Short task:
Reproduce each of the lines below word for word, leaving out the pictures.

Dataset:

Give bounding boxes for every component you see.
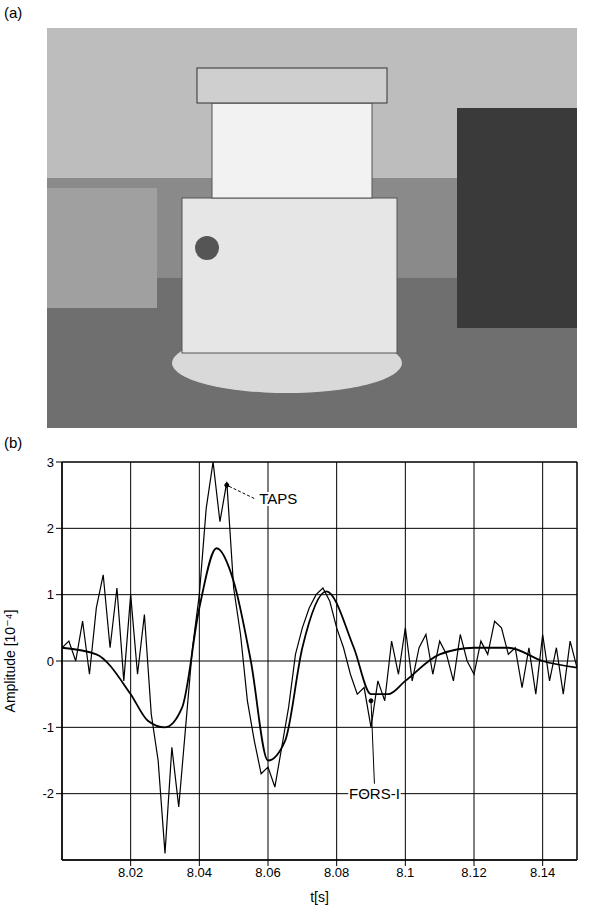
svg-text:Amplitude [10⁻⁴]: Amplitude [10⁻⁴] <box>2 610 18 713</box>
svg-text:8.14: 8.14 <box>530 865 555 880</box>
svg-text:1: 1 <box>47 587 54 602</box>
svg-text:TAPS: TAPS <box>259 490 297 507</box>
svg-text:8.02: 8.02 <box>118 865 143 880</box>
svg-text:3: 3 <box>47 455 54 470</box>
svg-text:8.1: 8.1 <box>396 865 414 880</box>
html-text:(a): (a) <box>4 4 23 21</box>
svg-text:8.06: 8.06 <box>255 865 280 880</box>
svg-text:8.08: 8.08 <box>324 865 349 880</box>
svg-text:-1: -1 <box>42 720 54 735</box>
svg-text:2: 2 <box>47 521 54 536</box>
svg-text:0: 0 <box>47 654 54 669</box>
html-text:(b): (b) <box>4 434 23 451</box>
svg-text:FORS-I: FORS-I <box>349 785 400 802</box>
svg-text:8.04: 8.04 <box>187 865 212 880</box>
svg-text:-2: -2 <box>42 786 54 801</box>
svg-text:8.12: 8.12 <box>461 865 486 880</box>
svg-text:t[s]: t[s] <box>310 889 329 905</box>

Complete answer:
Give bounding boxes for every component you see.
svg-text:Amplitude [10⁻⁴]: Amplitude [10⁻⁴] <box>2 610 18 713</box>
svg-text:8.14: 8.14 <box>530 865 555 880</box>
svg-text:1: 1 <box>47 587 54 602</box>
svg-text:TAPS: TAPS <box>259 490 297 507</box>
svg-text:8.02: 8.02 <box>118 865 143 880</box>
svg-text:3: 3 <box>47 455 54 470</box>
svg-text:8.1: 8.1 <box>396 865 414 880</box>
html-text:(a): (a) <box>4 4 23 21</box>
svg-text:8.06: 8.06 <box>255 865 280 880</box>
svg-text:8.08: 8.08 <box>324 865 349 880</box>
svg-text:-1: -1 <box>42 720 54 735</box>
svg-text:2: 2 <box>47 521 54 536</box>
svg-text:0: 0 <box>47 654 54 669</box>
html-text:(b): (b) <box>4 434 23 451</box>
svg-text:FORS-I: FORS-I <box>349 785 400 802</box>
svg-text:8.04: 8.04 <box>187 865 212 880</box>
svg-text:-2: -2 <box>42 786 54 801</box>
svg-text:8.12: 8.12 <box>461 865 486 880</box>
svg-text:t[s]: t[s] <box>310 889 329 905</box>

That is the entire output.